Element and coordinate listing:
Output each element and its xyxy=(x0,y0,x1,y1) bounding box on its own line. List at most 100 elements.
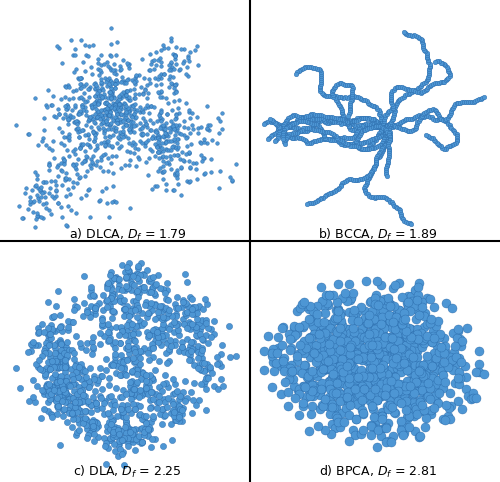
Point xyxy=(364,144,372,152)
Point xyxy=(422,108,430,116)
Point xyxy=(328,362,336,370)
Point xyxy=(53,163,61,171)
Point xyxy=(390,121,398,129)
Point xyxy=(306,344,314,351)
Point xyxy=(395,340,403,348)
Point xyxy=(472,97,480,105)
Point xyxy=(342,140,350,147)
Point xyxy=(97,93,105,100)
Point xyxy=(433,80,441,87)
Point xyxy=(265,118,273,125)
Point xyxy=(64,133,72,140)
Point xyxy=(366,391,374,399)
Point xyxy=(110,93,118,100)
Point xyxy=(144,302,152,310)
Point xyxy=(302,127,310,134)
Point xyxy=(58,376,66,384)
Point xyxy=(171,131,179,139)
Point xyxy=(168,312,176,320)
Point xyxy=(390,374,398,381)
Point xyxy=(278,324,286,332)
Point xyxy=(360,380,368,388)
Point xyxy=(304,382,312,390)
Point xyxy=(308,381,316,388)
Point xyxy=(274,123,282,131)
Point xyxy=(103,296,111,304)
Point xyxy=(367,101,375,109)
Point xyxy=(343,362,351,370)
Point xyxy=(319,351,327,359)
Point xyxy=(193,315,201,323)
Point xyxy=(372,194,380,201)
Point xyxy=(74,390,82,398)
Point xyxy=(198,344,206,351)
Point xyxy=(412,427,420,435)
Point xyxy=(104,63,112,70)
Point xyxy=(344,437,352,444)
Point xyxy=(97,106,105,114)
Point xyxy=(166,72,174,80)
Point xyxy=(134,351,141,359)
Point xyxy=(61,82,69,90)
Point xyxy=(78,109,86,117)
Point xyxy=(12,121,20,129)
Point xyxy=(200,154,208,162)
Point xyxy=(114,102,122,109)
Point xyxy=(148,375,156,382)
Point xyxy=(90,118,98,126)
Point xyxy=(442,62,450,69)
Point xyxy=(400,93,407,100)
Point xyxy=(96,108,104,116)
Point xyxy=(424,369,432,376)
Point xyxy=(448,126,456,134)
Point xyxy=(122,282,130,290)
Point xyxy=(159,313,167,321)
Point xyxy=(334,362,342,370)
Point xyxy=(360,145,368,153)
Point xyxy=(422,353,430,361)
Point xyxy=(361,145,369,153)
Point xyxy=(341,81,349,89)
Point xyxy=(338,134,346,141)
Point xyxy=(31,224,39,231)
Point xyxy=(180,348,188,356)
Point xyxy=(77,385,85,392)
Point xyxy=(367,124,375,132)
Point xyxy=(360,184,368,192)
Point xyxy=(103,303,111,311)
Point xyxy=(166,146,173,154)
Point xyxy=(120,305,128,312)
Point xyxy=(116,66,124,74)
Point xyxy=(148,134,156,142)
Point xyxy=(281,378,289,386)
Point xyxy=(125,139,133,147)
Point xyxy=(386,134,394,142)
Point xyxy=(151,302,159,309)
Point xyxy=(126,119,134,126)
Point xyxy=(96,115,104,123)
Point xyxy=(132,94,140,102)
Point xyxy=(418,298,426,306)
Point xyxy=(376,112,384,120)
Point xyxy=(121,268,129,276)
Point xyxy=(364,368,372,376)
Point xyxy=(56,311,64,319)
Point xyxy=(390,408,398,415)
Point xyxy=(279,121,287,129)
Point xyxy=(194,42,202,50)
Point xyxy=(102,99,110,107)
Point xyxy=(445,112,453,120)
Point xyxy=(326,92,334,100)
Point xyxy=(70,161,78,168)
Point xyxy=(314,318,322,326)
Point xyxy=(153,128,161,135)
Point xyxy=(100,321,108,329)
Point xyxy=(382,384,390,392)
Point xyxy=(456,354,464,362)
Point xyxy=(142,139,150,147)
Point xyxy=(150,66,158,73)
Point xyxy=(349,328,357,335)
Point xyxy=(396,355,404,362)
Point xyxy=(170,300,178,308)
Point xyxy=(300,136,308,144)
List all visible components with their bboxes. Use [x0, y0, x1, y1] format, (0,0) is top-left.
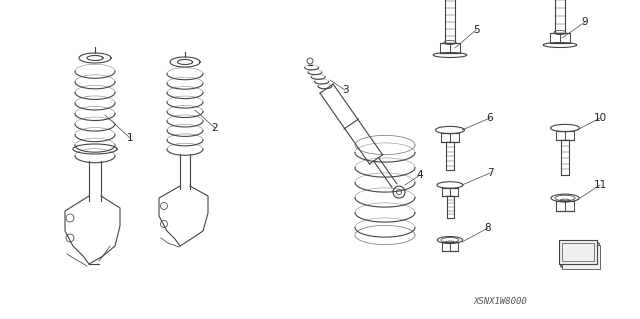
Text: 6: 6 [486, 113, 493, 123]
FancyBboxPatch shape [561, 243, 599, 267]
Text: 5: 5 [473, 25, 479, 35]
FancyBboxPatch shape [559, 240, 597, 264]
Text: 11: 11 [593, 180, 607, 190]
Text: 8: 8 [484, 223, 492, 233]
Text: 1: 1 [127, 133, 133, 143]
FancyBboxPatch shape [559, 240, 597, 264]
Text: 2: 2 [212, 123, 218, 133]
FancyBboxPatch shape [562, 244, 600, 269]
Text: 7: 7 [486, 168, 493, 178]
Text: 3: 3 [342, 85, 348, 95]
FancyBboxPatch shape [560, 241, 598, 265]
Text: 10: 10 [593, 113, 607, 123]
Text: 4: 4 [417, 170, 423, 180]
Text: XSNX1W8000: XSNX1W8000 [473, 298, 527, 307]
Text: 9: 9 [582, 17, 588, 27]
==
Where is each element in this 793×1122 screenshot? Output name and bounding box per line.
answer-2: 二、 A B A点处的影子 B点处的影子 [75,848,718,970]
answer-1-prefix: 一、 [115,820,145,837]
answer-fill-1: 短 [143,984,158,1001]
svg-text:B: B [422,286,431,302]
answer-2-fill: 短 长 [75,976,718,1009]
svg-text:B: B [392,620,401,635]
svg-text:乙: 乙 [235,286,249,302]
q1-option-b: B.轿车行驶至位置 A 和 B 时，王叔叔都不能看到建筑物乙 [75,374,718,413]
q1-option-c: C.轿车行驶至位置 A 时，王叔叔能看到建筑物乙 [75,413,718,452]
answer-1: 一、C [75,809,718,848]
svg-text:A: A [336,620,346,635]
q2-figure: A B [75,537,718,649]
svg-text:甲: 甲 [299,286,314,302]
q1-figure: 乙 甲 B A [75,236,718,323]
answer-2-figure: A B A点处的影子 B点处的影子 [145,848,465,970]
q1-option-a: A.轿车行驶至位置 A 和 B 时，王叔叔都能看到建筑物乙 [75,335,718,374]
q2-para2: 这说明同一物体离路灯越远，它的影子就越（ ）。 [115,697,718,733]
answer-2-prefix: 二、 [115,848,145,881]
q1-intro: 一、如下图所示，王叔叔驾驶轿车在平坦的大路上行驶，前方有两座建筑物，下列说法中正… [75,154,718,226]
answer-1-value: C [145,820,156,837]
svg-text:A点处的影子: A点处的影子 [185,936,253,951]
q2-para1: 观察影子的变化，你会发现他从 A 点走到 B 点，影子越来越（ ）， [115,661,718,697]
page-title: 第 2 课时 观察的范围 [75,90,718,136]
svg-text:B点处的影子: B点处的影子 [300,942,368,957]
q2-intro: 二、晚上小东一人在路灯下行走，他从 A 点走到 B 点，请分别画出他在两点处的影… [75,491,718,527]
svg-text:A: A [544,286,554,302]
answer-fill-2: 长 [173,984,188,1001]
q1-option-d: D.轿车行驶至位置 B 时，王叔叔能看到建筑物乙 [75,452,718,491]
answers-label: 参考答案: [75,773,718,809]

→ Written request
Copy the stretch of the listing from the line containing "Where is each" through the line containing "svg-text:B: B [392,620,401,635]", reproducing each line word for word.

→ Answer to this task
Where is each element in this 793×1122 screenshot? Output name and bounding box per line.
answer-2: 二、 A B A点处的影子 B点处的影子 [75,848,718,970]
answer-1-prefix: 一、 [115,820,145,837]
answer-fill-1: 短 [143,984,158,1001]
svg-text:B: B [422,286,431,302]
answer-2-fill: 短 长 [75,976,718,1009]
svg-text:B: B [392,620,401,635]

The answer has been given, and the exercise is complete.